[Start]

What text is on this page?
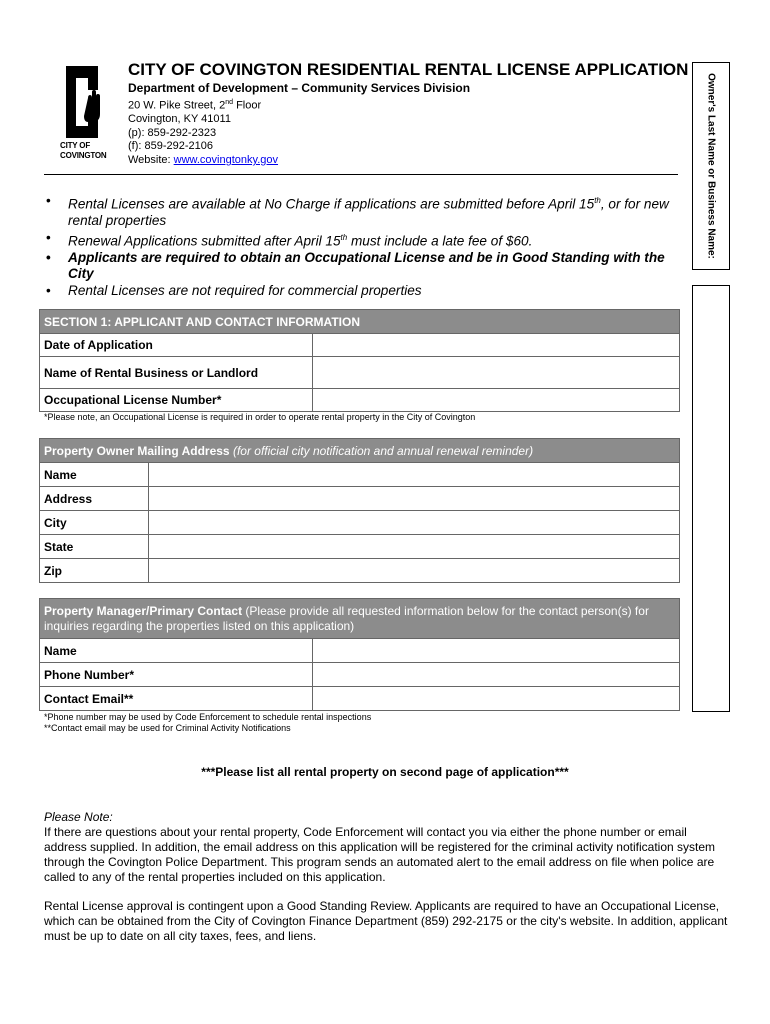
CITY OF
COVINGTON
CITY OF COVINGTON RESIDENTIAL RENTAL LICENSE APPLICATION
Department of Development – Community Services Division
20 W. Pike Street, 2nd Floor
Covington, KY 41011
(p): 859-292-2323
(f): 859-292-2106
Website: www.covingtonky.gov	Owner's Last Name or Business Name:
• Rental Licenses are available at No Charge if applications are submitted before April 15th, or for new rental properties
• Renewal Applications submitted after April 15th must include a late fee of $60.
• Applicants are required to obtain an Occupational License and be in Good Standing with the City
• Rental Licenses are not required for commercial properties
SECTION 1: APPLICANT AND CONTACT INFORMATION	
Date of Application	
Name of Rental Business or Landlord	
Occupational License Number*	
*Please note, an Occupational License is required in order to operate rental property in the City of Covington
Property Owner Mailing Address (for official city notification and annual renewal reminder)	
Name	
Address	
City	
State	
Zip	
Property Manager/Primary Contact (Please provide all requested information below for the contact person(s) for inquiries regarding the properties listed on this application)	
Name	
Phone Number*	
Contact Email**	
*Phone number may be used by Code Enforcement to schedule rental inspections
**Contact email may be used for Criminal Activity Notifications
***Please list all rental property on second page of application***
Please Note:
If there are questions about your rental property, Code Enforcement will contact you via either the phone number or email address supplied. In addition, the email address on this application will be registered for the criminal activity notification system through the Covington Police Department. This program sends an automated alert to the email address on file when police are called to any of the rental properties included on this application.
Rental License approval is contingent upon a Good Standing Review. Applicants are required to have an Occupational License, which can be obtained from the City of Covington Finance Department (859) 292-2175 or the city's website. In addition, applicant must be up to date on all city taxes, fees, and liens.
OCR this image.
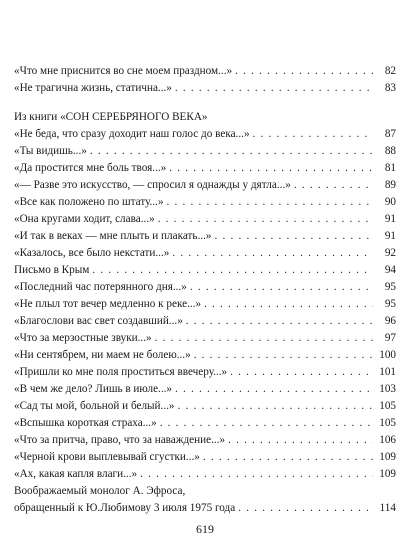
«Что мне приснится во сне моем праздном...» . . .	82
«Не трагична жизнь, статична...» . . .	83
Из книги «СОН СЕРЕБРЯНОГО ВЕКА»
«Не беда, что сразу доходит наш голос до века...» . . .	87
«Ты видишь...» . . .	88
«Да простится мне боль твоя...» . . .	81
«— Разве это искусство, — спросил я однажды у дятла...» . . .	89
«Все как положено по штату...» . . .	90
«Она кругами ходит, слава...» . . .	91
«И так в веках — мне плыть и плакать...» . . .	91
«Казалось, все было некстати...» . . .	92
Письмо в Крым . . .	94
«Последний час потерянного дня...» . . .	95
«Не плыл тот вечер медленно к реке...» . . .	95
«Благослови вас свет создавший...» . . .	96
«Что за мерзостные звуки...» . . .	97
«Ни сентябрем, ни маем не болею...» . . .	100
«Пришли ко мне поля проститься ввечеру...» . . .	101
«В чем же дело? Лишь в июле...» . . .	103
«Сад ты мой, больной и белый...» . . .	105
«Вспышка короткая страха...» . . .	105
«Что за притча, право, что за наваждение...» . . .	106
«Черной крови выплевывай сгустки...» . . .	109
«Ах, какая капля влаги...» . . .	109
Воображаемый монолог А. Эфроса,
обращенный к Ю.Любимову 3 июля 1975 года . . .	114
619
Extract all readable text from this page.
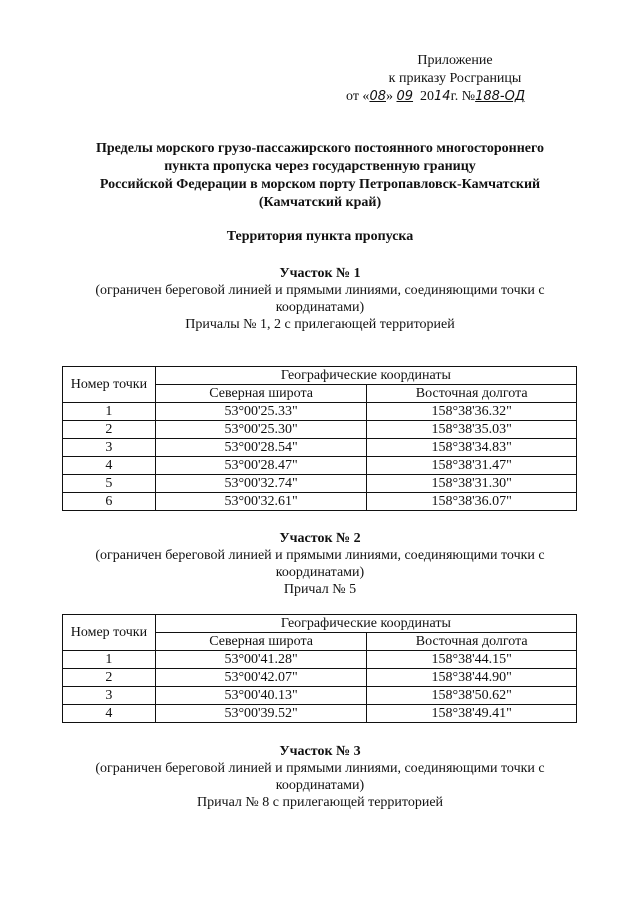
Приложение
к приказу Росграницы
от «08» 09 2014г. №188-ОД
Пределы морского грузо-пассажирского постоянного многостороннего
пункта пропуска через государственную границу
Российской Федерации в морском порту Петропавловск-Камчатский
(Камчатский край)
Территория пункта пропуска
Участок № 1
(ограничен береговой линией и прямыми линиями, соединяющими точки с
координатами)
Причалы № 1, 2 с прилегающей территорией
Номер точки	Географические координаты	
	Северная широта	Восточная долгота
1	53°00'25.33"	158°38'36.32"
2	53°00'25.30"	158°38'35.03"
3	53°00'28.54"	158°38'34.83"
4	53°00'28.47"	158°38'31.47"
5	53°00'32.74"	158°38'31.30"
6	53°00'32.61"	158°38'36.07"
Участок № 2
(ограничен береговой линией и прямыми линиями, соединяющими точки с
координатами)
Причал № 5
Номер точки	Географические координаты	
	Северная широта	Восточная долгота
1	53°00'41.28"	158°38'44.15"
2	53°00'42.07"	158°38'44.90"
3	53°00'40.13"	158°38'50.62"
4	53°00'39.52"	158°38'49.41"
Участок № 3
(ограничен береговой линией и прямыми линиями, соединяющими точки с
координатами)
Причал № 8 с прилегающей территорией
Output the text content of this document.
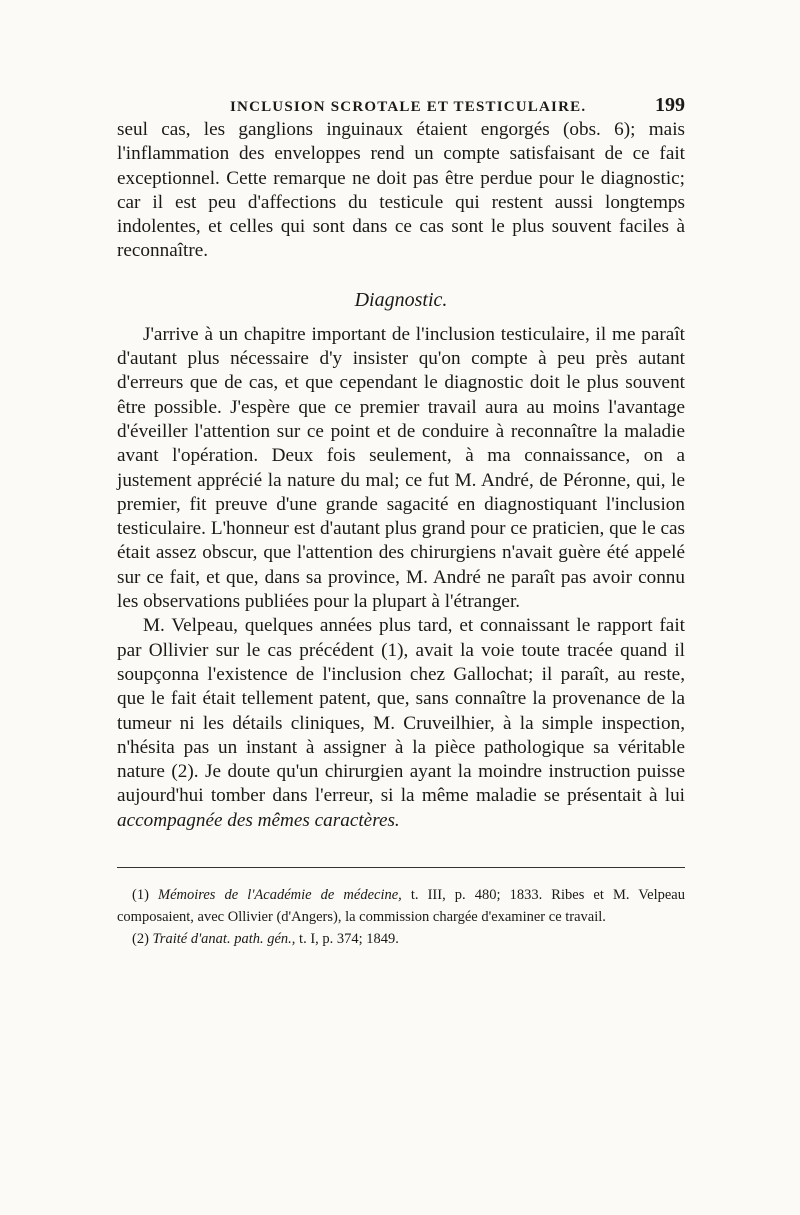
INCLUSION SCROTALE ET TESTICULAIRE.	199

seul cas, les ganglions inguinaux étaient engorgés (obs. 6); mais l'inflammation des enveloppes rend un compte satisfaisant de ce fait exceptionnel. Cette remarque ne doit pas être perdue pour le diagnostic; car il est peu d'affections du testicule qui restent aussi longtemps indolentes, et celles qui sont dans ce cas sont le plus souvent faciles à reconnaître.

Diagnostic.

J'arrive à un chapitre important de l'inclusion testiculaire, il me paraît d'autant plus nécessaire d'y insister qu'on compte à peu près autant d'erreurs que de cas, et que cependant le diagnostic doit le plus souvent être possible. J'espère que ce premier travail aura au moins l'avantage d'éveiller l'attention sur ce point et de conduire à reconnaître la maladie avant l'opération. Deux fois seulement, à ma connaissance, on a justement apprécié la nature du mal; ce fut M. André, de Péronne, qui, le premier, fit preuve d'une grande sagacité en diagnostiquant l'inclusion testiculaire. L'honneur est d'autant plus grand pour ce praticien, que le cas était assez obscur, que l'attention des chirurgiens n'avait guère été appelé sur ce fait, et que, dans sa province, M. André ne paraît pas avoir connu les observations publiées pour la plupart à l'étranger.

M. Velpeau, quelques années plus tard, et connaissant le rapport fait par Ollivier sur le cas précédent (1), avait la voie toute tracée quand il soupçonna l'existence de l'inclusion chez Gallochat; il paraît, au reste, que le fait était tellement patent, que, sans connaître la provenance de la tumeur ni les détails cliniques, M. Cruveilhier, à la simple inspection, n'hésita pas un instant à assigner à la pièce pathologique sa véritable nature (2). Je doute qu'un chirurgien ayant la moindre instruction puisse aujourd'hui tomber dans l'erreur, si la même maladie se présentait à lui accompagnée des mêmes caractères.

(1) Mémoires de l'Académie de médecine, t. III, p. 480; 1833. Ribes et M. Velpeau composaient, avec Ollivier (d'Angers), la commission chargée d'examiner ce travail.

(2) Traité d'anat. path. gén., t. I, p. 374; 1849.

[End]
[Start]

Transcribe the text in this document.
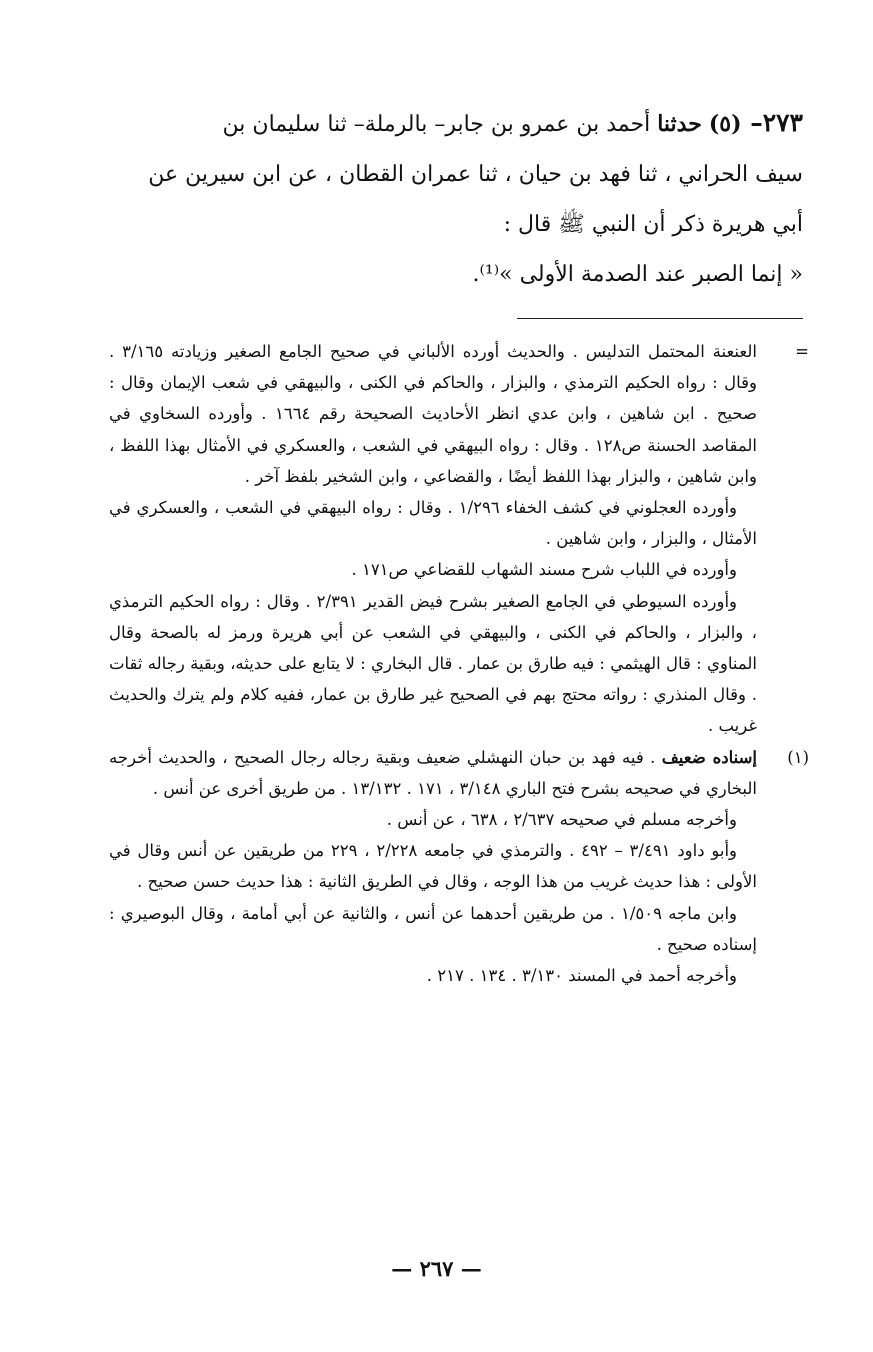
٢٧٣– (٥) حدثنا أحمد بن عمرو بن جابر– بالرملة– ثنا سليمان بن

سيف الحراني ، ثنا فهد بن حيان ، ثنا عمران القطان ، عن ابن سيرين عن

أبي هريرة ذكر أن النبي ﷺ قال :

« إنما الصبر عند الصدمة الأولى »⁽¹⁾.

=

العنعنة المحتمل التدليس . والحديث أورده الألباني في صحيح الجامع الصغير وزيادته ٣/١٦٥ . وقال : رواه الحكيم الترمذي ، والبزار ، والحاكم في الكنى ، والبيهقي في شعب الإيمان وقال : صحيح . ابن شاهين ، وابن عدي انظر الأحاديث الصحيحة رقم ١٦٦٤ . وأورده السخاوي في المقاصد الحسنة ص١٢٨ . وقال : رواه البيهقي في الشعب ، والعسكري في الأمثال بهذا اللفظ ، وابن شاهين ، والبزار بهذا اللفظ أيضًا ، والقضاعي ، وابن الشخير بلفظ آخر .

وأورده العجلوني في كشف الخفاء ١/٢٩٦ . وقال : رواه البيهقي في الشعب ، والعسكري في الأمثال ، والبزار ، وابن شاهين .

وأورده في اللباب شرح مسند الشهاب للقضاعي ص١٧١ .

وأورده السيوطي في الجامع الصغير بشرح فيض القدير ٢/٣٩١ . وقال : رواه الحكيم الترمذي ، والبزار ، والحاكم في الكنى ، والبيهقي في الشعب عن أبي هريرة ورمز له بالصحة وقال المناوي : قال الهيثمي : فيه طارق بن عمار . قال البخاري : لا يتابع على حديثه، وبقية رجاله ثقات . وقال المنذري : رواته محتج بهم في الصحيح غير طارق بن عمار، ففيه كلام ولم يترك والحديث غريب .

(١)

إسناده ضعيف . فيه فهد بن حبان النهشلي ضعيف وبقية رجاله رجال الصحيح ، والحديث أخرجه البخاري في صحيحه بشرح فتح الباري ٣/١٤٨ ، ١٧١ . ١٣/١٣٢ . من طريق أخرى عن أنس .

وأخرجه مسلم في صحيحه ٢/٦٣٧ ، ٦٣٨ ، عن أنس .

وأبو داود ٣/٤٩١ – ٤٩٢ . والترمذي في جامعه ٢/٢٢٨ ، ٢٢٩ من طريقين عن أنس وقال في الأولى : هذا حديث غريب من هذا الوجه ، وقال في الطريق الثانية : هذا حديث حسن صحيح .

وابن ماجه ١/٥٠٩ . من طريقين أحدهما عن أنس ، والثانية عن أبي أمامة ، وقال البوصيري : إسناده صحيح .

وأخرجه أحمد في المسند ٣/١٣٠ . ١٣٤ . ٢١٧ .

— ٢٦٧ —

[End]

# [EXERCISE INSTRUCTIONS]
Find each line with the string "شاهين" and copy it out.

# [OUTPUT BELOW]
العنعنة المحتمل التدليس . والحديث أورده الألباني في صحيح الجامع الصغير وزيادته ٣/١٦٥ . وقال : رواه الحكيم الترمذي ، والبزار ، والحاكم في الكنى ، والبيهقي في شعب الإيمان وقال : صحيح . ابن شاهين ، وابن عدي انظر الأحاديث الصحيحة رقم ١٦٦٤ . وأورده السخاوي في المقاصد الحسنة ص١٢٨ . وقال : رواه البيهقي في الشعب ، والعسكري في الأمثال بهذا اللفظ ، وابن شاهين ، والبزار بهذا اللفظ أيضًا ، والقضاعي ، وابن الشخير بلفظ آخر .
وأورده العجلوني في كشف الخفاء ١/٢٩٦ . وقال : رواه البيهقي في الشعب ، والعسكري في الأمثال ، والبزار ، وابن شاهين .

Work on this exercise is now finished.